WHAT THE TASK REQUIRES = Each line of the material below should be reproduced exactly.

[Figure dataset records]
::::
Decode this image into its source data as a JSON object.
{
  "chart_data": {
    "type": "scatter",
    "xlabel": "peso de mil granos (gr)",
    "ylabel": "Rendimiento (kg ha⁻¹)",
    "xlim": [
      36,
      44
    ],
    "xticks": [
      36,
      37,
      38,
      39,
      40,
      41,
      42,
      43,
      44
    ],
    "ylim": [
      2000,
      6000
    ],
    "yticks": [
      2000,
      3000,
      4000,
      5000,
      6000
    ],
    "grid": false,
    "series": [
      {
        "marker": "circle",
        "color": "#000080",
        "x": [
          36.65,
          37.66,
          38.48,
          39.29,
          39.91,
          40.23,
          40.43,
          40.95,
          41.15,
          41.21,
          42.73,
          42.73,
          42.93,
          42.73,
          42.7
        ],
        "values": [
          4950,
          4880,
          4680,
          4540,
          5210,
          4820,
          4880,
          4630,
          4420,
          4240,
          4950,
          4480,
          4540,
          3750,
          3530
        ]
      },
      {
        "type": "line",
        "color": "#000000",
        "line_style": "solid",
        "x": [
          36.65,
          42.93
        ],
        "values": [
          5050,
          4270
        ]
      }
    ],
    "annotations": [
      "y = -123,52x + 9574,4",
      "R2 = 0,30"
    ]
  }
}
::::
FINISHED EXERCISE =
Decode this image into its source data as a JSON object.
{
  "chart_data": {
    "type": "scatter",
    "xlabel": "peso de mil granos (gr)",
    "ylabel": "Rendimiento (kg ha⁻¹)",
    "xlim": [
      36,
      44
    ],
    "xticks": [
      36,
      37,
      38,
      39,
      40,
      41,
      42,
      43,
      44
    ],
    "ylim": [
      2000,
      6000
    ],
    "yticks": [
      2000,
      3000,
      4000,
      5000,
      6000
    ],
    "grid": false,
    "series": [
      {
        "marker": "circle",
        "color": "#000080",
        "x": [
          36.65,
          37.66,
          38.48,
          39.29,
          39.91,
          40.23,
          40.43,
          40.95,
          41.15,
          41.21,
          42.73,
          42.73,
          42.93,
          42.73,
          42.7
        ],
        "values": [
          4950,
          4880,
          4680,
          4540,
          5210,
          4820,
          4880,
          4630,
          4420,
          4240,
          4950,
          4480,
          4540,
          3750,
          3530
        ]
      },
      {
        "type": "line",
        "color": "#000000",
        "line_style": "solid",
        "x": [
          36.65,
          42.93
        ],
        "values": [
          5050,
          4270
        ]
      }
    ],
    "annotations": [
      "y = -123,52x + 9574,4",
      "R2 = 0,30"
    ]
  }
}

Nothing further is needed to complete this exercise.